• _Entrées de données_:
▼▼▼

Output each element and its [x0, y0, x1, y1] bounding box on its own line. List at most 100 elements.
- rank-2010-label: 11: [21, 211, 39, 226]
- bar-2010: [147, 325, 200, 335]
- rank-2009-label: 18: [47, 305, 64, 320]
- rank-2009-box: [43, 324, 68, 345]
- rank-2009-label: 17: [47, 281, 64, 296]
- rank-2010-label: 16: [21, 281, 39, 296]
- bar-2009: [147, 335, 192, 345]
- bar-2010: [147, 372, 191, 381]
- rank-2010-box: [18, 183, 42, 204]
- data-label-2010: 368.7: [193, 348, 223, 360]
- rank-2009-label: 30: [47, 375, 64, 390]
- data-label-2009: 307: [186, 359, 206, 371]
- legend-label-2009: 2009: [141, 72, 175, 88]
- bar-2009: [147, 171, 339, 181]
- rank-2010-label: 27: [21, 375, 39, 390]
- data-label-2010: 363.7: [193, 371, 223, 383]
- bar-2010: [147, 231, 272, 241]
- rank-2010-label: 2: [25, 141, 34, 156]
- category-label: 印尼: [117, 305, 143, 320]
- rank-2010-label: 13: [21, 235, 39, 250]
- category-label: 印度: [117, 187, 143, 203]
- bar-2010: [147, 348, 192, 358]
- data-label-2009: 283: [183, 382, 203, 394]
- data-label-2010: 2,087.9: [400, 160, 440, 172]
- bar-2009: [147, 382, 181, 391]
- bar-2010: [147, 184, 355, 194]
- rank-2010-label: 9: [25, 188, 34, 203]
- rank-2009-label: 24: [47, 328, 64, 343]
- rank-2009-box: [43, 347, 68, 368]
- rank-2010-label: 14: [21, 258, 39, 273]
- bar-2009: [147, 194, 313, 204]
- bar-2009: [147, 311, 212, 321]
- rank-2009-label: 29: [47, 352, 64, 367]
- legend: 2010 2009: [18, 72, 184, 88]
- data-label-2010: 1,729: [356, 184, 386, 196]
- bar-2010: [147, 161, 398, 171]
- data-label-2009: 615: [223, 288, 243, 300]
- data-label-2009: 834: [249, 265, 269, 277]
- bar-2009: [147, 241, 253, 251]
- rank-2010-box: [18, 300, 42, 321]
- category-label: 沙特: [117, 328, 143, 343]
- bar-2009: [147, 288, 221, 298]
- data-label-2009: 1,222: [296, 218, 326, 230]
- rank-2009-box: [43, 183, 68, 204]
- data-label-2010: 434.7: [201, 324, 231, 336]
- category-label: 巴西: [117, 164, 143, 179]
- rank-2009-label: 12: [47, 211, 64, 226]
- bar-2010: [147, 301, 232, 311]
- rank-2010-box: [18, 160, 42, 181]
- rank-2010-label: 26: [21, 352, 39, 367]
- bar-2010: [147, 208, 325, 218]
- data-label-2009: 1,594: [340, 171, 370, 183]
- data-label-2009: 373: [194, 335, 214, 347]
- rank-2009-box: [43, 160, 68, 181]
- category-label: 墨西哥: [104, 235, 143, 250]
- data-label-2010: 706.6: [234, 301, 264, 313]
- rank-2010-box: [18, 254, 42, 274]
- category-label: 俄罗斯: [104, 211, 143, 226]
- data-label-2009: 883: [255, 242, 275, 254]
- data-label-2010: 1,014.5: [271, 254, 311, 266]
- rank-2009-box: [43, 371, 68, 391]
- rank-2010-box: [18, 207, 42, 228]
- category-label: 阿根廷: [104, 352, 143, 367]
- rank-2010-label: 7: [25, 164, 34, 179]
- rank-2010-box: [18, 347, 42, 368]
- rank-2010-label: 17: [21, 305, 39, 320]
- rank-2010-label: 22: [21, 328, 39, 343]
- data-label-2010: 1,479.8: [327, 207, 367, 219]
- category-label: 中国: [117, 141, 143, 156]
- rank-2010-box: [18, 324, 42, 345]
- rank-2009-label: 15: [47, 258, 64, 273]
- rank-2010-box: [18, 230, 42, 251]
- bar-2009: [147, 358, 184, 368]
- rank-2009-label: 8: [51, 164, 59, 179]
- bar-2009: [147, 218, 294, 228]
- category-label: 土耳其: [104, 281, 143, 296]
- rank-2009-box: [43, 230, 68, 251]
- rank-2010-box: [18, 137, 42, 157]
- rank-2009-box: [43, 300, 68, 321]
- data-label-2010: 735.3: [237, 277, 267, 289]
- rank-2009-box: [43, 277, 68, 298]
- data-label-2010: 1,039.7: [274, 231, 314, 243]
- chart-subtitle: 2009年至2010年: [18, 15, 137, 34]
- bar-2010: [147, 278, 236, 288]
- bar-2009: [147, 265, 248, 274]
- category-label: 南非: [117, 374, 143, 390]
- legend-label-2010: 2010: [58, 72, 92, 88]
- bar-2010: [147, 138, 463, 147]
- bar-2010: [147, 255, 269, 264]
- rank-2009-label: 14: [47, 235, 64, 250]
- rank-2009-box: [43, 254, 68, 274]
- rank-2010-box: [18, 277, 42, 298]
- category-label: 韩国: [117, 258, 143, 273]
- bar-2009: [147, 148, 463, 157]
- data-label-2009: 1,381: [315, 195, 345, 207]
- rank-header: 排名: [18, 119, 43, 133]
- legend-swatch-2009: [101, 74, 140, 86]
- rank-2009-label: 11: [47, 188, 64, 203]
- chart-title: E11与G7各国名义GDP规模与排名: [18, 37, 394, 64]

▲▲▲

• _Consigne_: Recopiez à l'identique, s'il vous plaît, les lignes des données depuis le début jusqu'à celle qui contient « - data-label-2010: 368.7: [193, 348, 223, 360] », celle-ci comprise.

• _Réponse_:
Output each element and its [x0, y0, x1, y1] bounding box on its own line. List at most 100 elements.
- rank-2010-label: 11: [21, 211, 39, 226]
- bar-2010: [147, 325, 200, 335]
- rank-2009-label: 18: [47, 305, 64, 320]
- rank-2009-box: [43, 324, 68, 345]
- rank-2009-label: 17: [47, 281, 64, 296]
- rank-2010-label: 16: [21, 281, 39, 296]
- bar-2009: [147, 335, 192, 345]
- bar-2010: [147, 372, 191, 381]
- rank-2010-box: [18, 183, 42, 204]
- data-label-2010: 368.7: [193, 348, 223, 360]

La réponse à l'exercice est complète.